» EXERCISE MATERIAL
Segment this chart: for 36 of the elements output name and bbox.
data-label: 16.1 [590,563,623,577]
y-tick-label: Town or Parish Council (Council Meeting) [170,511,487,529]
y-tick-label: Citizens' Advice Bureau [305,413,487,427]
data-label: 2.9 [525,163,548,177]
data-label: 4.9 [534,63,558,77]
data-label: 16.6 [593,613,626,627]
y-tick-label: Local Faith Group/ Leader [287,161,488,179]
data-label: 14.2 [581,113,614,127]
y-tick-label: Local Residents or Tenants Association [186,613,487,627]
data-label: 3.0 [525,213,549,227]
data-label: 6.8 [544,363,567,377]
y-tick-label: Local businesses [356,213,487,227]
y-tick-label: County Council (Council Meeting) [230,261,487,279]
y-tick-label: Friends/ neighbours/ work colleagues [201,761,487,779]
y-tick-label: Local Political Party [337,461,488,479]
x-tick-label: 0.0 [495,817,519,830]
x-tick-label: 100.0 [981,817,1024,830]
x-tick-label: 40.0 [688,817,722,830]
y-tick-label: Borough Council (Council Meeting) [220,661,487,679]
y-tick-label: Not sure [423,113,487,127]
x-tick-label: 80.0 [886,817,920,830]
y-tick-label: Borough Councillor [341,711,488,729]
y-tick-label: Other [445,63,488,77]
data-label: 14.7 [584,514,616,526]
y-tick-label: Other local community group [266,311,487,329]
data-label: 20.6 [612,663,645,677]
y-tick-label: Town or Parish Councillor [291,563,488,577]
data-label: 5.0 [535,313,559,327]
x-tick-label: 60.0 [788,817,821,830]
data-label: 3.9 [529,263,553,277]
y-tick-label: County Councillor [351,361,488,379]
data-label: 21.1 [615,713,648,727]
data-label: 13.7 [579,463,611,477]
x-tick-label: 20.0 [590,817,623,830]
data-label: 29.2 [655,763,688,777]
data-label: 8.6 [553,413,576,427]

» THE TASK
Copy out these lines verbatim.

» TASK ANSWER
Segment this chart: for 36 of the elements output name and bbox.
data-label: 16.1 [590,563,623,577]
y-tick-label: Town or Parish Council (Council Meeting) [170,511,487,529]
y-tick-label: Citizens' Advice Bureau [305,413,487,427]
data-label: 2.9 [525,163,548,177]
data-label: 4.9 [534,63,558,77]
data-label: 16.6 [593,613,626,627]
y-tick-label: Local Faith Group/ Leader [287,161,488,179]
data-label: 14.2 [581,113,614,127]
y-tick-label: Local Residents or Tenants Association [186,613,487,627]
data-label: 3.0 [525,213,549,227]
data-label: 6.8 [544,363,567,377]
y-tick-label: Local businesses [356,213,487,227]
y-tick-label: County Council (Council Meeting) [230,261,487,279]
y-tick-label: Friends/ neighbours/ work colleagues [201,761,487,779]
y-tick-label: Local Political Party [337,461,488,479]
x-tick-label: 0.0 [495,817,519,830]
x-tick-label: 100.0 [981,817,1024,830]
x-tick-label: 40.0 [688,817,722,830]
y-tick-label: Borough Council (Council Meeting) [220,661,487,679]
y-tick-label: Not sure [423,113,487,127]
x-tick-label: 80.0 [886,817,920,830]
y-tick-label: Borough Councillor [341,711,488,729]
y-tick-label: Other [445,63,488,77]
data-label: 14.7 [584,514,616,526]
y-tick-label: Other local community group [266,311,487,329]
data-label: 20.6 [612,663,645,677]
y-tick-label: Town or Parish Councillor [291,563,488,577]
data-label: 5.0 [535,313,559,327]
x-tick-label: 60.0 [788,817,821,830]
data-label: 3.9 [529,263,553,277]
y-tick-label: County Councillor [351,361,488,379]
data-label: 21.1 [615,713,648,727]
data-label: 13.7 [579,463,611,477]
x-tick-label: 20.0 [590,817,623,830]
data-label: 29.2 [655,763,688,777]
data-label: 8.6 [553,413,576,427]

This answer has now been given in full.